EXERCISE: Copy whichever lines contain the string "bottom".

THE RECORDS:
-*-*-

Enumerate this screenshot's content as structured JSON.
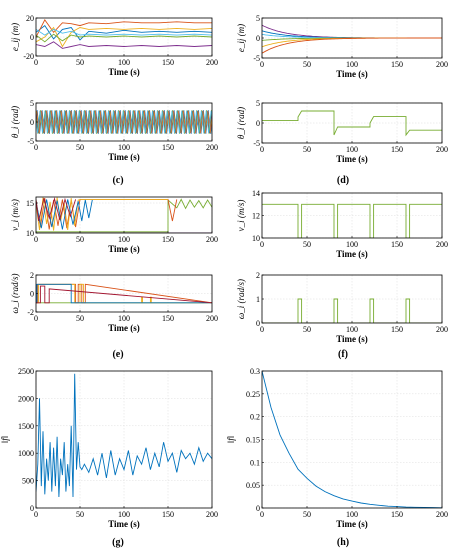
{
  "colors": {
    "blue": "#0072bd",
    "orange": "#d95319",
    "yellow": "#edb120",
    "purple": "#7e2f8e",
    "green": "#77ac30",
    "cyan": "#4dbeee",
    "red": "#a2142f"
  },
  "captions": [
    "(c)",
    "(d)",
    "(e)",
    "(f)",
    "(g)",
    "(h)"
  ],
  "chart_data": [
    {
      "id": "c-top",
      "type": "line",
      "ylabel": "e_ij (m)",
      "xlabel": "Time (s)",
      "xlim": [
        0,
        200
      ],
      "ylim": [
        -20,
        20
      ],
      "xticks": [
        0,
        50,
        100,
        150,
        200
      ],
      "yticks": [
        -20,
        0,
        20
      ],
      "grid": true,
      "series": [
        {
          "color": "blue",
          "x": [
            0,
            10,
            20,
            30,
            40,
            50,
            60,
            80,
            100,
            120,
            140,
            160,
            180,
            200
          ],
          "y": [
            5,
            12,
            -2,
            8,
            10,
            -3,
            6,
            4,
            7,
            5,
            6,
            5,
            6,
            5
          ]
        },
        {
          "color": "orange",
          "x": [
            0,
            10,
            20,
            30,
            40,
            50,
            60,
            80,
            100,
            120,
            140,
            160,
            180,
            200
          ],
          "y": [
            0,
            18,
            5,
            15,
            14,
            12,
            15,
            14,
            16,
            15,
            15,
            16,
            15,
            15
          ]
        },
        {
          "color": "yellow",
          "x": [
            0,
            10,
            20,
            30,
            40,
            50,
            60,
            80,
            100,
            120,
            140,
            160,
            180,
            200
          ],
          "y": [
            -5,
            0,
            10,
            -10,
            5,
            10,
            8,
            9,
            8,
            9,
            8,
            9,
            8,
            9
          ]
        },
        {
          "color": "purple",
          "x": [
            0,
            10,
            20,
            30,
            40,
            50,
            60,
            80,
            100,
            120,
            140,
            160,
            180,
            200
          ],
          "y": [
            -8,
            -10,
            -5,
            -12,
            -10,
            -8,
            -10,
            -9,
            -10,
            -9,
            -10,
            -9,
            -10,
            -9
          ]
        },
        {
          "color": "green",
          "x": [
            0,
            10,
            20,
            30,
            40,
            50,
            60,
            80,
            100,
            120,
            140,
            160,
            180,
            200
          ],
          "y": [
            2,
            -5,
            3,
            -4,
            2,
            0,
            1,
            0,
            1,
            0,
            1,
            0,
            1,
            0
          ]
        },
        {
          "color": "cyan",
          "x": [
            0,
            10,
            20,
            30,
            40,
            50,
            60,
            80,
            100,
            120,
            140,
            160,
            180,
            200
          ],
          "y": [
            8,
            2,
            8,
            4,
            6,
            2,
            3,
            2,
            3,
            2,
            3,
            2,
            3,
            2
          ]
        }
      ]
    },
    {
      "id": "c-bottom",
      "type": "line",
      "ylabel": "θ_i (rad)",
      "xlabel": "Time (s)",
      "xlim": [
        0,
        200
      ],
      "ylim": [
        -5,
        5
      ],
      "xticks": [
        0,
        50,
        100,
        150,
        200
      ],
      "yticks": [
        -5,
        0,
        5
      ],
      "grid": true,
      "oscillation": {
        "amplitude": 3.1,
        "cycles": 36,
        "colors": [
          "blue",
          "orange",
          "yellow",
          "purple",
          "green",
          "cyan"
        ]
      }
    },
    {
      "id": "d-top",
      "type": "line",
      "ylabel": "e_ij (m)",
      "xlabel": "Time (s)",
      "xlim": [
        0,
        200
      ],
      "ylim": [
        -5,
        5
      ],
      "xticks": [
        0,
        50,
        100,
        150,
        200
      ],
      "yticks": [
        -5,
        0,
        5
      ],
      "grid": true,
      "decay": [
        {
          "color": "purple",
          "y0": 3.2
        },
        {
          "color": "blue",
          "y0": 1.8
        },
        {
          "color": "cyan",
          "y0": 0.9
        },
        {
          "color": "green",
          "y0": -0.6
        },
        {
          "color": "yellow",
          "y0": -2.2
        },
        {
          "color": "orange",
          "y0": -3.8
        }
      ]
    },
    {
      "id": "d-bottom",
      "type": "line",
      "ylabel": "θ_i (rad)",
      "xlabel": "Time (s)",
      "xlim": [
        0,
        200
      ],
      "ylim": [
        -5,
        5
      ],
      "xticks": [
        0,
        50,
        100,
        150,
        200
      ],
      "yticks": [
        -5,
        0,
        5
      ],
      "grid": true,
      "series": [
        {
          "color": "green",
          "x": [
            0,
            40,
            40,
            44,
            80,
            80,
            84,
            120,
            120,
            124,
            160,
            160,
            164,
            200
          ],
          "y": [
            0.6,
            0.6,
            1.5,
            3.0,
            3.0,
            -3.0,
            -1.0,
            -1.0,
            0.0,
            1.6,
            1.6,
            -3.0,
            -1.8,
            -1.8
          ]
        }
      ]
    },
    {
      "id": "e-top",
      "type": "line",
      "ylabel": "v_i (m/s)",
      "xlabel": "Time (s)",
      "xlim": [
        0,
        200
      ],
      "ylim": [
        10,
        16
      ],
      "xticks": [
        0,
        50,
        100,
        150,
        200
      ],
      "yticks": [
        10,
        15
      ],
      "grid": true,
      "series": [
        {
          "color": "purple",
          "x": [
            0,
            200
          ],
          "y": [
            10.0,
            10.0
          ]
        },
        {
          "color": "green",
          "x": [
            0,
            50,
            50,
            150,
            150,
            160,
            165,
            170,
            175,
            180,
            185,
            190,
            195,
            200
          ],
          "y": [
            10.2,
            10.2,
            10.2,
            10.2,
            15.5,
            14.2,
            15.6,
            14.1,
            15.5,
            14.3,
            15.4,
            14.2,
            15.5,
            14.3
          ]
        },
        {
          "color": "orange",
          "x": [
            0,
            5,
            10,
            15,
            20,
            25,
            30,
            35,
            40,
            45,
            50,
            55,
            60,
            80,
            100,
            120,
            140,
            150,
            155,
            160
          ],
          "y": [
            15.5,
            11.0,
            15.8,
            10.6,
            15.5,
            11.2,
            15.6,
            10.8,
            15.4,
            11.0,
            15.6,
            15.6,
            15.6,
            15.6,
            15.6,
            15.6,
            15.6,
            15.6,
            12.0,
            15.6
          ]
        },
        {
          "color": "yellow",
          "x": [
            0,
            4,
            8,
            12,
            16,
            20,
            24,
            28,
            32,
            36,
            40,
            44,
            48,
            52,
            60,
            80,
            100,
            120,
            140,
            150
          ],
          "y": [
            14.8,
            10.5,
            15.9,
            11.5,
            15.2,
            10.4,
            15.9,
            12.0,
            15.0,
            10.5,
            15.8,
            11.2,
            15.5,
            15.6,
            15.6,
            15.6,
            15.6,
            15.6,
            15.6,
            15.6
          ]
        },
        {
          "color": "blue",
          "x": [
            0,
            6,
            12,
            18,
            24,
            30,
            36,
            42,
            48,
            52,
            56,
            60,
            64
          ],
          "y": [
            15.2,
            10.8,
            15.6,
            11.0,
            15.4,
            10.6,
            15.6,
            11.4,
            15.3,
            12.0,
            15.5,
            12.5,
            15.5
          ]
        },
        {
          "color": "red",
          "x": [
            0,
            3,
            9,
            15,
            21,
            27,
            33,
            39,
            45
          ],
          "y": [
            15.6,
            12.0,
            15.8,
            12.5,
            15.7,
            12.2,
            15.6,
            12.8,
            15.6
          ]
        }
      ]
    },
    {
      "id": "e-bottom",
      "type": "line",
      "ylabel": "ω_i (rad/s)",
      "xlabel": "Time (s)",
      "xlim": [
        0,
        200
      ],
      "ylim": [
        -2,
        2
      ],
      "xticks": [
        0,
        50,
        100,
        150,
        200
      ],
      "yticks": [
        -2,
        0,
        2
      ],
      "grid": true,
      "series": [
        {
          "color": "green",
          "x": [
            0,
            200
          ],
          "y": [
            -1,
            -1
          ]
        },
        {
          "color": "orange",
          "x": [
            0,
            2,
            2,
            45,
            45,
            48,
            48,
            52,
            52,
            56,
            56,
            200
          ],
          "y": [
            -1,
            -1,
            1,
            1,
            -1,
            -1,
            1,
            1,
            -1,
            -1,
            1,
            -1
          ]
        },
        {
          "color": "yellow",
          "x": [
            0,
            3,
            3,
            44,
            44,
            50,
            50,
            54,
            54,
            58,
            58,
            120,
            120,
            121,
            121,
            130,
            130,
            131,
            131,
            200
          ],
          "y": [
            -1,
            -1,
            1,
            1,
            -1,
            -1,
            1,
            1,
            -1,
            -1,
            -1,
            -1,
            -0.4,
            -0.4,
            -1,
            -1,
            -0.4,
            -0.4,
            -1,
            -1
          ]
        },
        {
          "color": "blue",
          "x": [
            0,
            1,
            1,
            40,
            40,
            200
          ],
          "y": [
            -1,
            -1,
            1,
            1,
            -1,
            -1
          ]
        },
        {
          "color": "red",
          "x": [
            0,
            5,
            5,
            10,
            10,
            15,
            15,
            200
          ],
          "y": [
            -1,
            -1,
            0.8,
            0.8,
            -1,
            -1,
            0.5,
            -1
          ]
        }
      ]
    },
    {
      "id": "f-top",
      "type": "line",
      "ylabel": "v_i (m/s)",
      "xlabel": "Time (s)",
      "xlim": [
        0,
        200
      ],
      "ylim": [
        10,
        14
      ],
      "xticks": [
        0,
        50,
        100,
        150,
        200
      ],
      "yticks": [
        10,
        12,
        14
      ],
      "grid": true,
      "series": [
        {
          "color": "green",
          "x": [
            0,
            40,
            40,
            44,
            44,
            80,
            80,
            84,
            84,
            120,
            120,
            124,
            124,
            160,
            160,
            164,
            164,
            200
          ],
          "y": [
            13,
            13,
            10,
            10,
            13,
            13,
            10,
            10,
            13,
            13,
            10,
            10,
            13,
            13,
            10,
            10,
            13,
            13
          ]
        }
      ]
    },
    {
      "id": "f-bottom",
      "type": "line",
      "ylabel": "ω_i (rad/s)",
      "xlabel": "Time (s)",
      "xlim": [
        0,
        200
      ],
      "ylim": [
        0,
        2
      ],
      "xticks": [
        0,
        50,
        100,
        150,
        200
      ],
      "yticks": [
        0,
        1,
        2
      ],
      "grid": true,
      "series": [
        {
          "color": "green",
          "x": [
            0,
            40,
            40,
            44,
            44,
            80,
            80,
            84,
            84,
            120,
            120,
            124,
            124,
            160,
            160,
            164,
            164,
            200
          ],
          "y": [
            0,
            0,
            1,
            1,
            0,
            0,
            1,
            1,
            0,
            0,
            1,
            1,
            0,
            0,
            1,
            1,
            0,
            0
          ]
        }
      ]
    },
    {
      "id": "g",
      "type": "line",
      "ylabel": "‖f‖",
      "xlabel": "Time (s)",
      "xlim": [
        0,
        200
      ],
      "ylim": [
        0,
        2500
      ],
      "xticks": [
        0,
        50,
        100,
        150,
        200
      ],
      "yticks": [
        0,
        500,
        1000,
        1500,
        2000,
        2500
      ],
      "grid": true,
      "series": [
        {
          "color": "blue",
          "x": [
            0,
            2,
            4,
            6,
            8,
            10,
            12,
            14,
            16,
            18,
            20,
            22,
            24,
            26,
            28,
            30,
            32,
            34,
            36,
            38,
            40,
            42,
            44,
            46,
            48,
            50,
            52,
            55,
            60,
            65,
            70,
            75,
            80,
            85,
            90,
            95,
            100,
            105,
            110,
            115,
            120,
            125,
            130,
            135,
            140,
            145,
            150,
            155,
            160,
            165,
            170,
            175,
            180,
            185,
            190,
            195,
            200
          ],
          "y": [
            300,
            800,
            2000,
            400,
            1400,
            250,
            900,
            500,
            1200,
            300,
            1100,
            400,
            1300,
            200,
            900,
            600,
            1200,
            300,
            800,
            400,
            1500,
            200,
            2450,
            700,
            1200,
            750,
            700,
            800,
            650,
            900,
            600,
            1000,
            550,
            1050,
            600,
            900,
            700,
            1050,
            600,
            950,
            800,
            1100,
            700,
            1000,
            750,
            1200,
            850,
            1000,
            650,
            1050,
            900,
            1000,
            800,
            1100,
            850,
            1000,
            900
          ]
        }
      ]
    },
    {
      "id": "h",
      "type": "line",
      "ylabel": "‖f‖",
      "xlabel": "Time (s)",
      "xlim": [
        0,
        200
      ],
      "ylim": [
        0,
        0.3
      ],
      "xticks": [
        0,
        50,
        100,
        150,
        200
      ],
      "yticks": [
        0,
        0.05,
        0.1,
        0.15,
        0.2,
        0.25,
        0.3
      ],
      "grid": true,
      "series": [
        {
          "color": "blue",
          "x": [
            0,
            10,
            20,
            30,
            40,
            50,
            60,
            70,
            80,
            90,
            100,
            110,
            120,
            130,
            140,
            150,
            160,
            170,
            180,
            190,
            200
          ],
          "y": [
            0.3,
            0.22,
            0.16,
            0.12,
            0.085,
            0.065,
            0.048,
            0.036,
            0.027,
            0.02,
            0.015,
            0.011,
            0.008,
            0.006,
            0.004,
            0.003,
            0.002,
            0.0015,
            0.001,
            0.0008,
            0.0005
          ]
        }
      ]
    }
  ]
}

-*-*-

RESULT OF THIS TASK:
      "id": "c-bottom",
      "id": "d-bottom",
      "id": "e-bottom",
      "id": "f-bottom",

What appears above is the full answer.